Task directions: Find each line containing the string "agency" and return it.
——
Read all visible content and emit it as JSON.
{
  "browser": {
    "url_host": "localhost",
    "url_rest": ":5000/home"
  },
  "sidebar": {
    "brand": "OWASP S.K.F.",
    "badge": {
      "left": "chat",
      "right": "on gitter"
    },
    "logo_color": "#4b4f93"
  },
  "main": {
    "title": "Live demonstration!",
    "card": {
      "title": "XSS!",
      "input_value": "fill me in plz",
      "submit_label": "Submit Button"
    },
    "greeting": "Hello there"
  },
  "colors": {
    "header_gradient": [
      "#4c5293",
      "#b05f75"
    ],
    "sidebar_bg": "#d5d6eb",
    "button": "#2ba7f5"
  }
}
——
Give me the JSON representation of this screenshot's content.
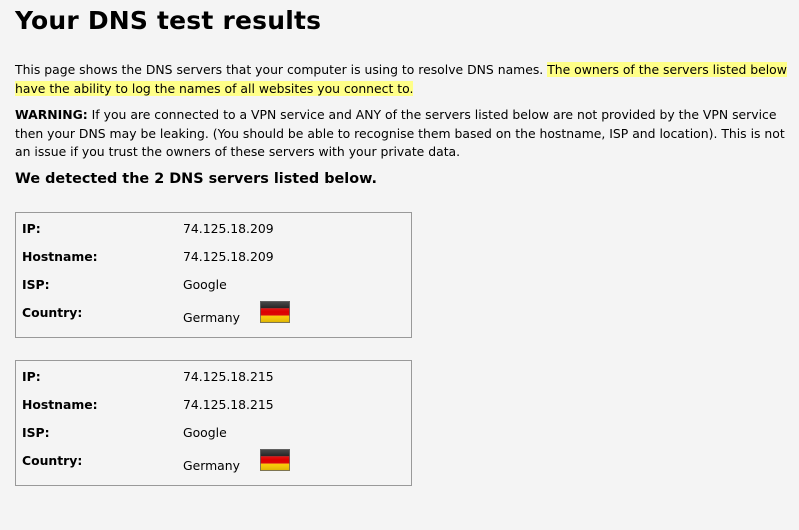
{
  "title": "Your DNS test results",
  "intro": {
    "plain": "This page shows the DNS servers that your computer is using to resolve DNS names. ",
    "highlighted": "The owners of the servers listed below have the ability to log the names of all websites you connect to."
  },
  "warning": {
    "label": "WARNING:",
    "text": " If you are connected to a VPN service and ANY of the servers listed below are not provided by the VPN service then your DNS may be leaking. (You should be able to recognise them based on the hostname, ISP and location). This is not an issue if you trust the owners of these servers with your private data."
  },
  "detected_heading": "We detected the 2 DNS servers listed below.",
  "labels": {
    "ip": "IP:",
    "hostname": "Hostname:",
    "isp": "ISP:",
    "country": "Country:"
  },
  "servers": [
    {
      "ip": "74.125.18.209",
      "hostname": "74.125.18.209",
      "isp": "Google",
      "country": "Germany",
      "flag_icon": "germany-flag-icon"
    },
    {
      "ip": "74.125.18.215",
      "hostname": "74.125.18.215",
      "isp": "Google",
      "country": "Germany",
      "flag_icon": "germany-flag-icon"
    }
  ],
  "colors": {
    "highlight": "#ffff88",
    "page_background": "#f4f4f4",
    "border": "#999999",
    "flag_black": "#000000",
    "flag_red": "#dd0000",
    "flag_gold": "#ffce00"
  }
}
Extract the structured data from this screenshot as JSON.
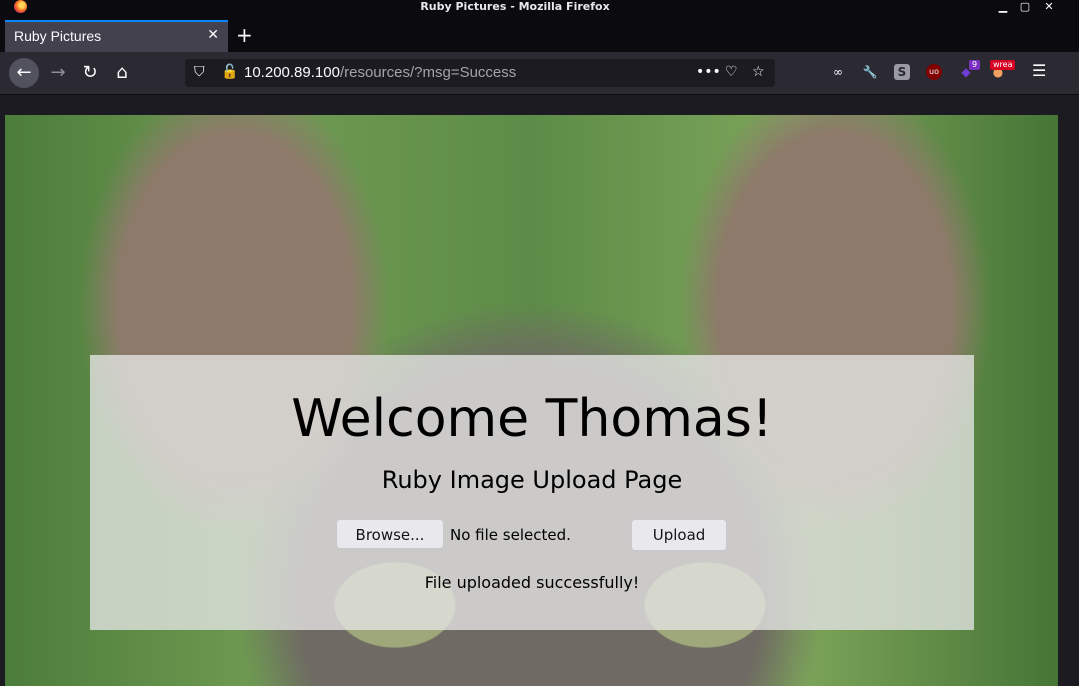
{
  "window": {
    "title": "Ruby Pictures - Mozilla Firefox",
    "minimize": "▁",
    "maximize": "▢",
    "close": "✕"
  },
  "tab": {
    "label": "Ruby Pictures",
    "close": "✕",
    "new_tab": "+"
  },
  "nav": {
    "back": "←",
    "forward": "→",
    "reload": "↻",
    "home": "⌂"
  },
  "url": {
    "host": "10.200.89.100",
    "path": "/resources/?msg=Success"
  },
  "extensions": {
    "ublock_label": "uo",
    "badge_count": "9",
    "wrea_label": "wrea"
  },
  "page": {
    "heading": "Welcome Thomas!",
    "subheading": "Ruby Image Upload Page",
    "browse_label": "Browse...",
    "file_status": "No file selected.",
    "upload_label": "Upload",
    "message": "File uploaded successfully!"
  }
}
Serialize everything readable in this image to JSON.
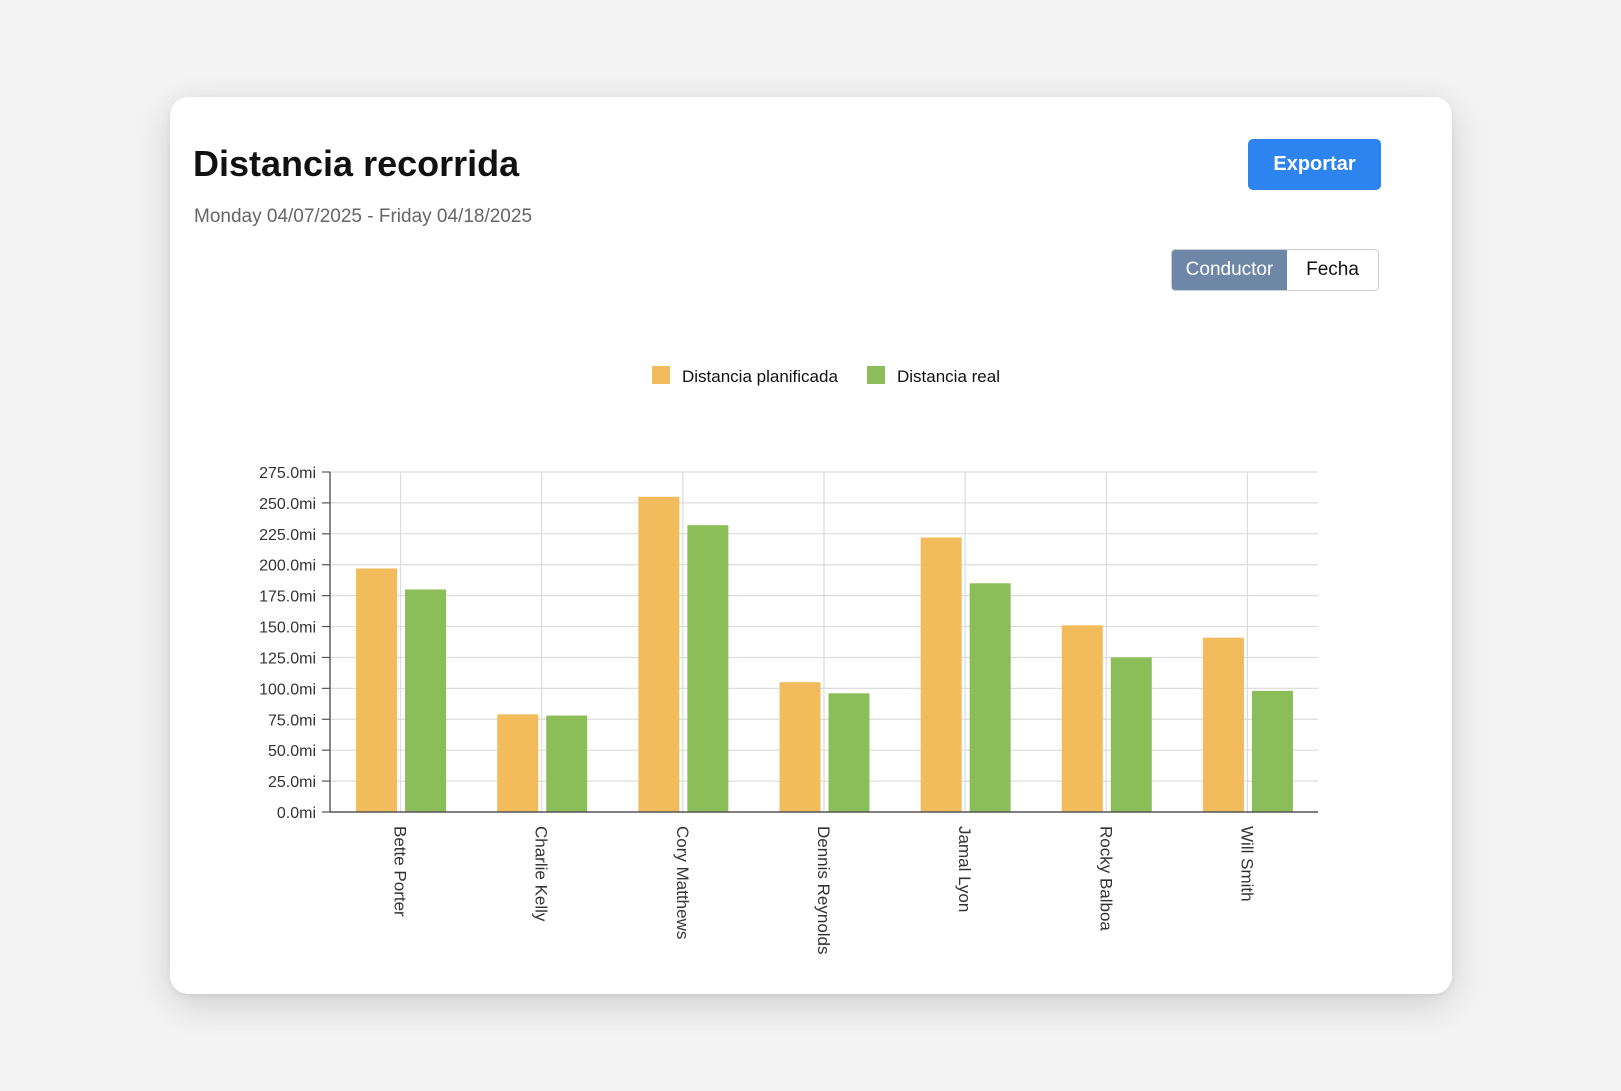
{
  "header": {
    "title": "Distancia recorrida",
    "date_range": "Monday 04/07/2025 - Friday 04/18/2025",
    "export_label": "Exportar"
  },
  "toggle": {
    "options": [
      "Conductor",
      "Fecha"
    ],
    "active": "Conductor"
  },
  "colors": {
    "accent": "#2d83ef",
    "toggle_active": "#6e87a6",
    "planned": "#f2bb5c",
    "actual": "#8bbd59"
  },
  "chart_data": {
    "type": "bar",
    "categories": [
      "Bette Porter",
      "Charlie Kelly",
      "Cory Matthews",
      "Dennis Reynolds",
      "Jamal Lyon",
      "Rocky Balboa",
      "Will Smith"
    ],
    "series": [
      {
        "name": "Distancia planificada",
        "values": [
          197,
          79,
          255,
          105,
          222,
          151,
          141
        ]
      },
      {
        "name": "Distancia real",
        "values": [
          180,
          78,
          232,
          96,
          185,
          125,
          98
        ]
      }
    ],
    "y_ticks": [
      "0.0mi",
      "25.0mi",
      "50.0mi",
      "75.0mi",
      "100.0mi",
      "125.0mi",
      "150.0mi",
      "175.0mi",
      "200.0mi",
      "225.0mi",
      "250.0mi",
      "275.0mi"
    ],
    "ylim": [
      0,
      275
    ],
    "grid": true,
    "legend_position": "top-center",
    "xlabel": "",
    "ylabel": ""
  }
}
——
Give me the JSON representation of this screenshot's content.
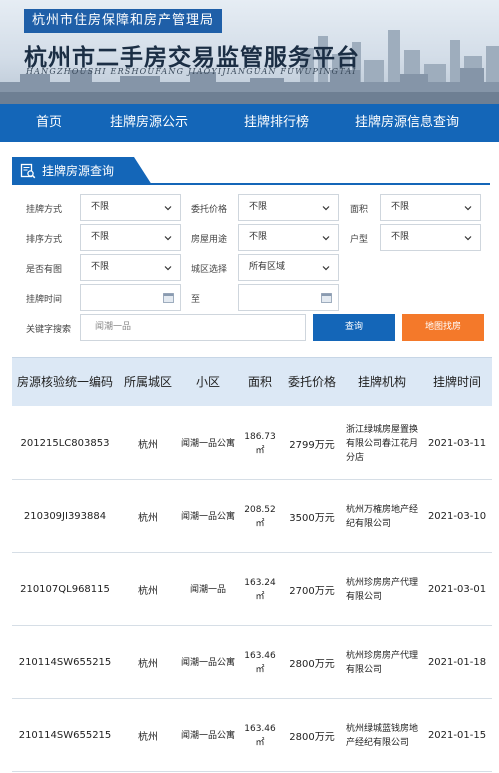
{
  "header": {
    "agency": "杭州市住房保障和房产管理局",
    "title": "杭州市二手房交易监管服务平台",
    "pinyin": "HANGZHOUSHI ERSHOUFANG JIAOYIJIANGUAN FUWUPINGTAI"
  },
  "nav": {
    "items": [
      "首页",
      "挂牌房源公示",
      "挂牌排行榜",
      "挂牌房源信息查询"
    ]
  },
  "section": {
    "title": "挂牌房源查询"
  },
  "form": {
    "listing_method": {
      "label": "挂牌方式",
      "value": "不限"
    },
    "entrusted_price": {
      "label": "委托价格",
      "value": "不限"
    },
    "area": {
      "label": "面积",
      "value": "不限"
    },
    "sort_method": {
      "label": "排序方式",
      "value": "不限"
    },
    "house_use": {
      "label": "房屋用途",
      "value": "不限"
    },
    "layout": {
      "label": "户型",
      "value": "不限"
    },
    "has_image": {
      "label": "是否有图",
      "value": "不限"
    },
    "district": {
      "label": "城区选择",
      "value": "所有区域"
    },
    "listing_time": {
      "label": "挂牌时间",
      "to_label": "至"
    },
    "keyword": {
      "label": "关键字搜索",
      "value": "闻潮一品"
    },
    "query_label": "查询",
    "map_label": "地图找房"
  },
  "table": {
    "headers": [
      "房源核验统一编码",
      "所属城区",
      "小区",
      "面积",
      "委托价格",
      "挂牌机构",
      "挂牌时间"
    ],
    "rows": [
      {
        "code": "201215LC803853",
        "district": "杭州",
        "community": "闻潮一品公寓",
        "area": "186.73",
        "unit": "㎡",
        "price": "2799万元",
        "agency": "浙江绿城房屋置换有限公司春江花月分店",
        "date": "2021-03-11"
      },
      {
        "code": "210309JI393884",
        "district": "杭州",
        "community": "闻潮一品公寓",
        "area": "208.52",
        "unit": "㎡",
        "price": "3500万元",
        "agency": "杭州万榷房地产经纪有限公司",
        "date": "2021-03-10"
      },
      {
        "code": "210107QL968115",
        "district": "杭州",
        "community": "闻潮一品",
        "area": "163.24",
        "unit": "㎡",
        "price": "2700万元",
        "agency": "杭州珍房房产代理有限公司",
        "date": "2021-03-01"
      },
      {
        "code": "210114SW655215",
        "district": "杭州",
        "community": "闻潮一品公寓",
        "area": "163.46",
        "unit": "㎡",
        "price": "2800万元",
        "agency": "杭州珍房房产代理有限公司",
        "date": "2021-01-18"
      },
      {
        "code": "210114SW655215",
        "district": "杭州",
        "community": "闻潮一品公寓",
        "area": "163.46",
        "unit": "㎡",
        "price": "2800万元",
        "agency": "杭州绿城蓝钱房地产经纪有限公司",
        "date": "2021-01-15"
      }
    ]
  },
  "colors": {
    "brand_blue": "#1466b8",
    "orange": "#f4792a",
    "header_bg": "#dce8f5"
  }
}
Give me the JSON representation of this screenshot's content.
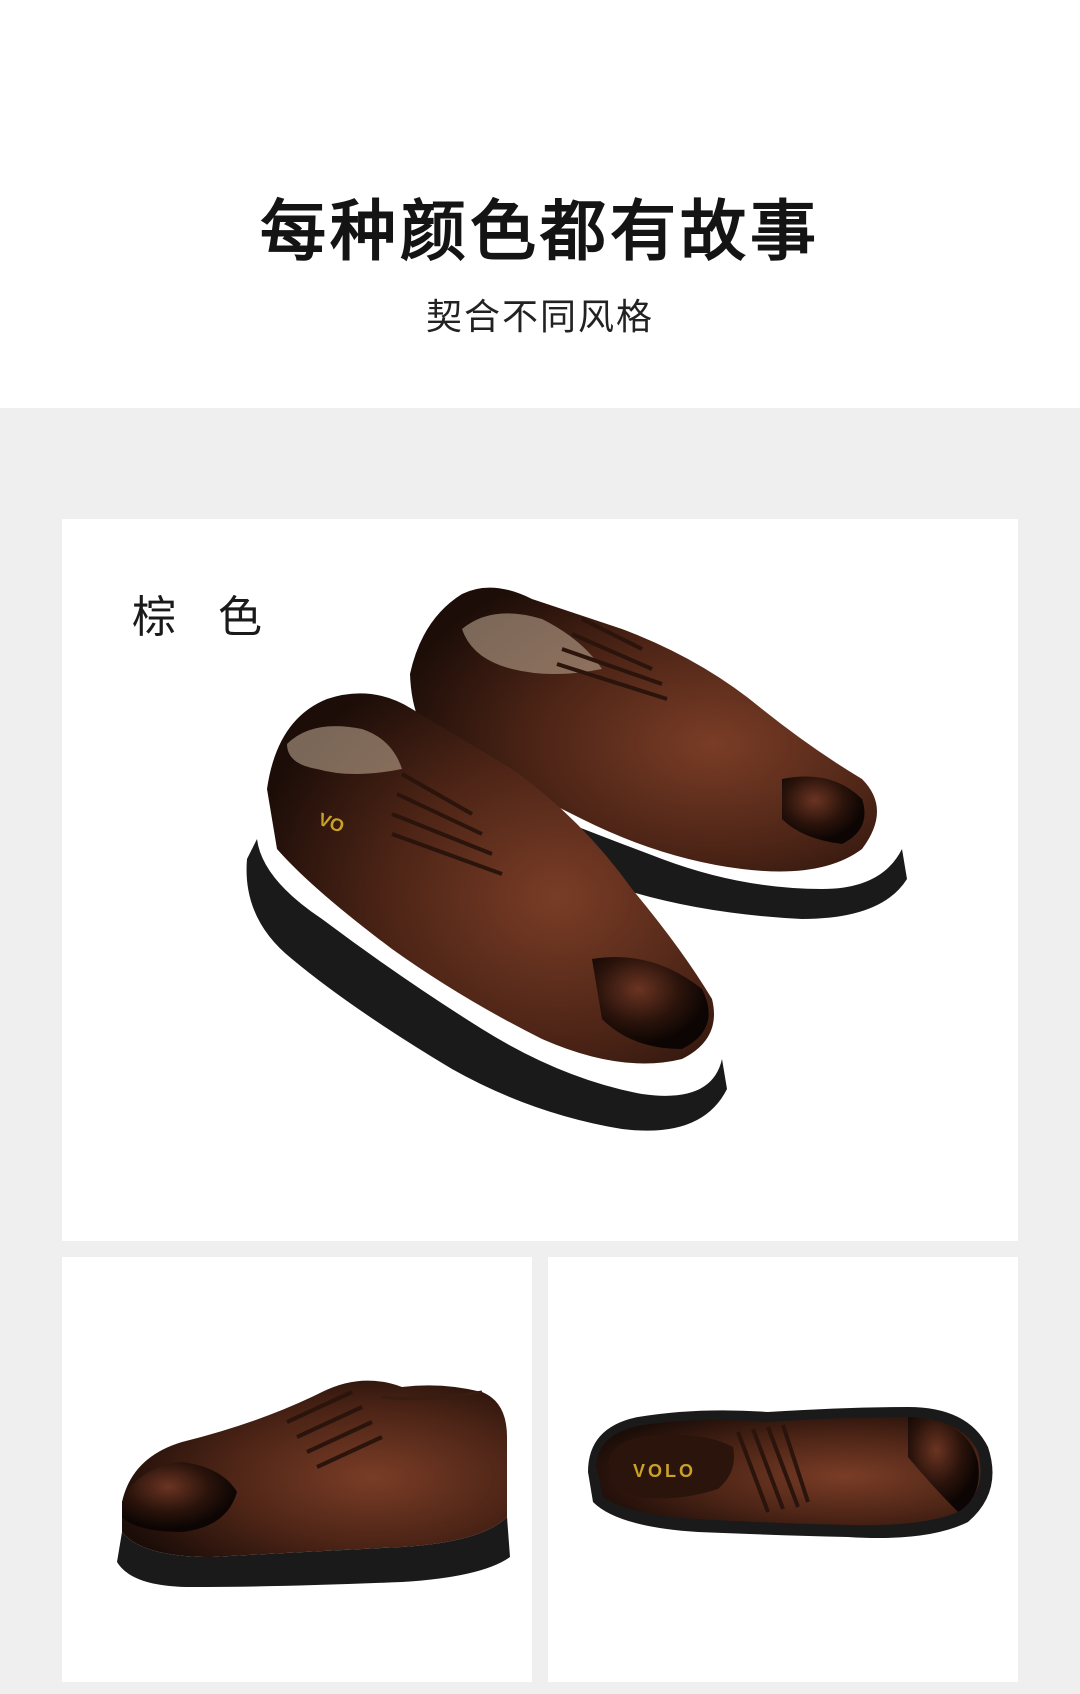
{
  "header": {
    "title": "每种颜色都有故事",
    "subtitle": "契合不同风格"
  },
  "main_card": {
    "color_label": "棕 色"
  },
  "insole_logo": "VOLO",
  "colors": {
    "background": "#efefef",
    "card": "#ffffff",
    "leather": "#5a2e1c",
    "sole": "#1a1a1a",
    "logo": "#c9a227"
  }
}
——
Task solution:
    "agency": "杭州市住房保障和房产管理局",
        "agency": "浙江绿城房屋置换有限公司春江花月分店",
        "agency": "杭州万榷房地产经纪有限公司",
        "agency": "杭州珍房房产代理有限公司",
        "agency": "杭州珍房房产代理有限公司",
        "agency": "杭州绿城蓝钱房地产经纪有限公司",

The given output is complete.